Go through the listing beneath this task and return every line that carries the string "screenshot".

Records shown:
___

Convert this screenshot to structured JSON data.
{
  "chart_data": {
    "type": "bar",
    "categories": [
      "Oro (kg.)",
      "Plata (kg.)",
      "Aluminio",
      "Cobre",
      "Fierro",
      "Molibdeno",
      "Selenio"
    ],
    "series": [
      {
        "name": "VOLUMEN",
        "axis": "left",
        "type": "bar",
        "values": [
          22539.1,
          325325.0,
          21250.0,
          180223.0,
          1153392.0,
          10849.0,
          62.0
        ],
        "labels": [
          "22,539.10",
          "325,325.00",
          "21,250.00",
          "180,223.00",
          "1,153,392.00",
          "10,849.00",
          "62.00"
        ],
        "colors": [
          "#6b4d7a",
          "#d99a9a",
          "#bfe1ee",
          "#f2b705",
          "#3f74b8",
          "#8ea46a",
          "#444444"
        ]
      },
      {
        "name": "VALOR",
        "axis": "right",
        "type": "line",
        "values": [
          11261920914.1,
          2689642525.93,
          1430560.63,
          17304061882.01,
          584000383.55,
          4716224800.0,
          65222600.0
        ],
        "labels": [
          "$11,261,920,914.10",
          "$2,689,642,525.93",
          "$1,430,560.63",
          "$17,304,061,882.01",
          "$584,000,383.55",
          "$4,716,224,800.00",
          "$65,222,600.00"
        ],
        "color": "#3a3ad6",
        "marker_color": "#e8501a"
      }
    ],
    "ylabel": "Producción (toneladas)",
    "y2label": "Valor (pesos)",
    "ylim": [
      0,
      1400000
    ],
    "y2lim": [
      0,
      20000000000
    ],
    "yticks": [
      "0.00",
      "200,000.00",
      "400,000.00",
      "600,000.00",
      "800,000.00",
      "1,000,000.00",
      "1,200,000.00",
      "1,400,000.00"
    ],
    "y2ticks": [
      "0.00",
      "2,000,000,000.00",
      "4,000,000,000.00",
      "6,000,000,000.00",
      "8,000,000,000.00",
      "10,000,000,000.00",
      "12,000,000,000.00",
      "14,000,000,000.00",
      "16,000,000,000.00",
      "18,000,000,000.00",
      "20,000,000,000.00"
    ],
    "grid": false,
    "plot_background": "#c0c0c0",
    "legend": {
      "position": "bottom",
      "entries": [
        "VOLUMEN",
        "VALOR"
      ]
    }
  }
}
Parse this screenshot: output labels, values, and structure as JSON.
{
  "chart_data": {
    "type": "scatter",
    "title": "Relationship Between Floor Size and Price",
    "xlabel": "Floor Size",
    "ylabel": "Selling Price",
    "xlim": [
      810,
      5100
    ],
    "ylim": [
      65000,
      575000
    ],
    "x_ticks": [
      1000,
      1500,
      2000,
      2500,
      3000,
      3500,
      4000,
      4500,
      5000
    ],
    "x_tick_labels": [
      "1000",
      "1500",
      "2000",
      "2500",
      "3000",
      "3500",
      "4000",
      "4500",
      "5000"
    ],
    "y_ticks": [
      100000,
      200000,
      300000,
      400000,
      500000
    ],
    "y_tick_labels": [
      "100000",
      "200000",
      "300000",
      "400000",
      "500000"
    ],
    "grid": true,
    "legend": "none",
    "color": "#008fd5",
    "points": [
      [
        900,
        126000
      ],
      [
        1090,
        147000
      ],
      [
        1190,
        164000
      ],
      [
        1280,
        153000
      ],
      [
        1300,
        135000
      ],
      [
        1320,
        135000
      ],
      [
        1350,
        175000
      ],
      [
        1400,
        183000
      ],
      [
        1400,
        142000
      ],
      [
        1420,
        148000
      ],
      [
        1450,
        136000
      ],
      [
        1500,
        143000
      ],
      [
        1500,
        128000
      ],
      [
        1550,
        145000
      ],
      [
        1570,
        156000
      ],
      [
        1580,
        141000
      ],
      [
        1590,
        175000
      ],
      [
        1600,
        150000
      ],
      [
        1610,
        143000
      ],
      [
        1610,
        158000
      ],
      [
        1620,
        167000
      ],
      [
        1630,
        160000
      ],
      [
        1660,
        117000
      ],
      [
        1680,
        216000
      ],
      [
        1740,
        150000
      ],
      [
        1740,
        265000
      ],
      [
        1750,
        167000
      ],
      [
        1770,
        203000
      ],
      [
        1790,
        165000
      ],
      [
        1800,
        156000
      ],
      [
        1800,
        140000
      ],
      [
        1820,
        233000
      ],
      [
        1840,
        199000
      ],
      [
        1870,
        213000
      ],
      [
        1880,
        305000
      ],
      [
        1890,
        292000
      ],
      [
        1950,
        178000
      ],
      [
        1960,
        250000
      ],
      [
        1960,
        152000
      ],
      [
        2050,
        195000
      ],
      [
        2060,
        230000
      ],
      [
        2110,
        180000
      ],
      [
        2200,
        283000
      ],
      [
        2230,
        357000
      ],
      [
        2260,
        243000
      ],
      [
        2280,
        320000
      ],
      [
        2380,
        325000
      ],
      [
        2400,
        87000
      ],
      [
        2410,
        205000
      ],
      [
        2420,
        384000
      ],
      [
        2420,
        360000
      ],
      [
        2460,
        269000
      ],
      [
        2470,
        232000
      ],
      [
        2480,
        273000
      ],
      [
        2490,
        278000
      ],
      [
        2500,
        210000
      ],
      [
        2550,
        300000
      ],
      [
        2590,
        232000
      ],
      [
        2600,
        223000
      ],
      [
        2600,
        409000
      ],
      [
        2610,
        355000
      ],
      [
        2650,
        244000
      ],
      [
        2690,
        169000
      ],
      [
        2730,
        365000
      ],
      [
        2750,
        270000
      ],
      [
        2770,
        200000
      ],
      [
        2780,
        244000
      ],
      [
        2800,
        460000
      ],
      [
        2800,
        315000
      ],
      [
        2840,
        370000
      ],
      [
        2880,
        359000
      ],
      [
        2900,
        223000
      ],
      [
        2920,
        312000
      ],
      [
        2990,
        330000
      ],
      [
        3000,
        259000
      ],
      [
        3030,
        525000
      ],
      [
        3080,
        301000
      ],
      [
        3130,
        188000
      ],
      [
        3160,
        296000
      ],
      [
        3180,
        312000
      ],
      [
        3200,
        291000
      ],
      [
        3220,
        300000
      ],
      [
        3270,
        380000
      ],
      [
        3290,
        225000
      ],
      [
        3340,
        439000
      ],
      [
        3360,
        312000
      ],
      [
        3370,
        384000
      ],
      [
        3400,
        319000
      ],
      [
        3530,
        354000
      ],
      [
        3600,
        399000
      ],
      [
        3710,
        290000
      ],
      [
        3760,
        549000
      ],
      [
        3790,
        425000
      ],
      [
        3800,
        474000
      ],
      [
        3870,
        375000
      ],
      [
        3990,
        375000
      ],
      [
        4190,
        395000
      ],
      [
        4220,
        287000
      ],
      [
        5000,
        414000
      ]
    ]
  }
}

___

Answer to the task:
Convert this screenshot to structured JSON data.
Parse this screenshot: output labels, values, and structure as JSON.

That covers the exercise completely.